Stored records
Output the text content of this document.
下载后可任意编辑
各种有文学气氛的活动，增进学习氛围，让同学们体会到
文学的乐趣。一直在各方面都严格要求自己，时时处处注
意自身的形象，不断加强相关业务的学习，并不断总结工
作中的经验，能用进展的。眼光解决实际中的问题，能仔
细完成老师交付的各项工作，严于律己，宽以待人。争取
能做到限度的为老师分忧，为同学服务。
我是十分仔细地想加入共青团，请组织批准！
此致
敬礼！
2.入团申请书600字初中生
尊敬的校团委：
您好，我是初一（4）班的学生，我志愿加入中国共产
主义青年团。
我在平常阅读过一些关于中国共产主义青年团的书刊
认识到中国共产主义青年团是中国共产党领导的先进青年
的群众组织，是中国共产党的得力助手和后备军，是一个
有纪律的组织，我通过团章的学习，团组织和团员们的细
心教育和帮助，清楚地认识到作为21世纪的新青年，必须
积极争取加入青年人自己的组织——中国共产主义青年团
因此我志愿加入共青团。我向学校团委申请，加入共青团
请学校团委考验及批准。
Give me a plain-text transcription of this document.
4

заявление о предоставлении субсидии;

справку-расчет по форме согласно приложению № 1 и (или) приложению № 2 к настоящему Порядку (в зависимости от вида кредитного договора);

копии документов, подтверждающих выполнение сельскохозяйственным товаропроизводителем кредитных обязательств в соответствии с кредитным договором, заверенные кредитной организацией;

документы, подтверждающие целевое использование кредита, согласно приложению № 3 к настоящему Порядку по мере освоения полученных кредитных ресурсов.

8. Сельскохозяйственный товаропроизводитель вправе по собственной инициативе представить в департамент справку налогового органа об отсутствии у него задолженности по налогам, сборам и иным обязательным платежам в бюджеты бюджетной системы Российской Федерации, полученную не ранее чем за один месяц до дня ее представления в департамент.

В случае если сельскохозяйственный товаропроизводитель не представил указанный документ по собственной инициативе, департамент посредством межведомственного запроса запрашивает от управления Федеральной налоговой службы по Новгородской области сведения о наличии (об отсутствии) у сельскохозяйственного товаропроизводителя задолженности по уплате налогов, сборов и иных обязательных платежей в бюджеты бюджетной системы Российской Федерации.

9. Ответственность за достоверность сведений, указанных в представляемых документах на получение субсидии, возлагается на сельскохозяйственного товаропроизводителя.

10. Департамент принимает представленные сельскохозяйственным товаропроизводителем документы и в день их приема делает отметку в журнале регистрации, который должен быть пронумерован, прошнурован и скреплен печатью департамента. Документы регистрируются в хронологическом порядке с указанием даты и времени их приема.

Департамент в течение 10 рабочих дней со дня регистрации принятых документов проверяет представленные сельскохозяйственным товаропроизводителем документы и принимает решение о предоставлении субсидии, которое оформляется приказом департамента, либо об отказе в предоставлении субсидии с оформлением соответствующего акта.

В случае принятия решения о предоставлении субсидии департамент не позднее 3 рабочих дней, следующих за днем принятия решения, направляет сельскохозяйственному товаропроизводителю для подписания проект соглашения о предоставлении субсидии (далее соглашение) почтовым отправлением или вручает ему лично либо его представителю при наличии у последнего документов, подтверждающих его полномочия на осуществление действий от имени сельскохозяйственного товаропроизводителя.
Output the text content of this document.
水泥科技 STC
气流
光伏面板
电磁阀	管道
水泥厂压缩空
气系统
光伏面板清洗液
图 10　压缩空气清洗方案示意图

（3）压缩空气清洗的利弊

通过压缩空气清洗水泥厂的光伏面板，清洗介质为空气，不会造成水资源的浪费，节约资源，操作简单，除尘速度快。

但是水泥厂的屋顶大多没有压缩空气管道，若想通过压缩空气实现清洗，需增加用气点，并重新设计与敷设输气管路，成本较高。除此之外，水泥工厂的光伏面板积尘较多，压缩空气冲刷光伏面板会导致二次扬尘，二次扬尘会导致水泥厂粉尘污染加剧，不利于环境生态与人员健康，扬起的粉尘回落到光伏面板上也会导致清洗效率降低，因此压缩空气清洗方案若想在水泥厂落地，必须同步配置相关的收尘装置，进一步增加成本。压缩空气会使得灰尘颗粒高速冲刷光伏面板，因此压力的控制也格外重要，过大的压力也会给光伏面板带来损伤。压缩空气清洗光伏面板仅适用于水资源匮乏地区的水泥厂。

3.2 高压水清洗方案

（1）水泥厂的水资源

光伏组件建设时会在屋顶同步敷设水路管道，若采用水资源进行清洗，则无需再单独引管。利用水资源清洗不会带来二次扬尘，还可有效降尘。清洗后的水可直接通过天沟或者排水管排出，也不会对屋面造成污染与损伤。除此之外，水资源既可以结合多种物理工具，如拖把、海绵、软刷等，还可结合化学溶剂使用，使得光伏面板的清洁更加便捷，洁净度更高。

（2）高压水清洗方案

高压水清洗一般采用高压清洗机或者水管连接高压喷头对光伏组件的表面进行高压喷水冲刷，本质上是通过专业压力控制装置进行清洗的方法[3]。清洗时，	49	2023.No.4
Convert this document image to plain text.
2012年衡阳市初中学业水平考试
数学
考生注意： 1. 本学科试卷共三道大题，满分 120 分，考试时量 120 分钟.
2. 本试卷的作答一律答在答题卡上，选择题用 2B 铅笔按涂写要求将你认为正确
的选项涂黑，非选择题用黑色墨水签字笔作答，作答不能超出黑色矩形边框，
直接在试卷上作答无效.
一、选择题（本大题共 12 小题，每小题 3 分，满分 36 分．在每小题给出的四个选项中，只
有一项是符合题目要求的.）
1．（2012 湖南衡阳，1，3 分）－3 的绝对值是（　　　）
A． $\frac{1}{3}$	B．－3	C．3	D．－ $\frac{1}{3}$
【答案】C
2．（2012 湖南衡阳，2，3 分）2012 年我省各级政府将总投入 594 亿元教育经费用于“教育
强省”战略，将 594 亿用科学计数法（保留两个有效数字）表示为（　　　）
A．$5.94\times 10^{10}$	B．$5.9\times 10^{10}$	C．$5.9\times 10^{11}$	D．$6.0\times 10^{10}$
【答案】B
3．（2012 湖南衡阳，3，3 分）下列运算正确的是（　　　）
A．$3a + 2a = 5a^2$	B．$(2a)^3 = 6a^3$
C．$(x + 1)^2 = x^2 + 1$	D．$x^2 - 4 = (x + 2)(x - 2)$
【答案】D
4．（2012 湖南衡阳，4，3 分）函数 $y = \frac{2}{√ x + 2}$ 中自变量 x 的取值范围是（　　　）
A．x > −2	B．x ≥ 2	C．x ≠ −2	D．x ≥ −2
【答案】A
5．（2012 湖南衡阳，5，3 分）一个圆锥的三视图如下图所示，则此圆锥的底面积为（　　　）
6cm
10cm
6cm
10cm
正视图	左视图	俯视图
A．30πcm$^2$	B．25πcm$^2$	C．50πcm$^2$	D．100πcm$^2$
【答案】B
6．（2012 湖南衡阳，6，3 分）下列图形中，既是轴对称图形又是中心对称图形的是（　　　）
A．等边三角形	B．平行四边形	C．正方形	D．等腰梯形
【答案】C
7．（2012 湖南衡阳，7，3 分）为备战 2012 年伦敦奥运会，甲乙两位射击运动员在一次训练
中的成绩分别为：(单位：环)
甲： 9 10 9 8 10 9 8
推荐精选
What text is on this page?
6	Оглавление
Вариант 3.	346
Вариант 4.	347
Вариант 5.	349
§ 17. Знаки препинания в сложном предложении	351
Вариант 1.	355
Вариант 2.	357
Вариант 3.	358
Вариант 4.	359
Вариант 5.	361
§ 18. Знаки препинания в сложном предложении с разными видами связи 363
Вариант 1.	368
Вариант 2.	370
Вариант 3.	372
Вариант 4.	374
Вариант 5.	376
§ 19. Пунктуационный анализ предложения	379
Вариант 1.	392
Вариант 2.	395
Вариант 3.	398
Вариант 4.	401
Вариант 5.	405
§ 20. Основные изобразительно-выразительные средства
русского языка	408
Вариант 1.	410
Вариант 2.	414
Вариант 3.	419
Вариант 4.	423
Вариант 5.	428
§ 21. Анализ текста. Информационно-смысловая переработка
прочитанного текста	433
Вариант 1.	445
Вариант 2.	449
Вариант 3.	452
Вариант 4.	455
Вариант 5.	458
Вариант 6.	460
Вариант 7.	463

DIRECTIONS> Reply with nothing but the number of lines that contain the word "Порядку".

REPLY> 2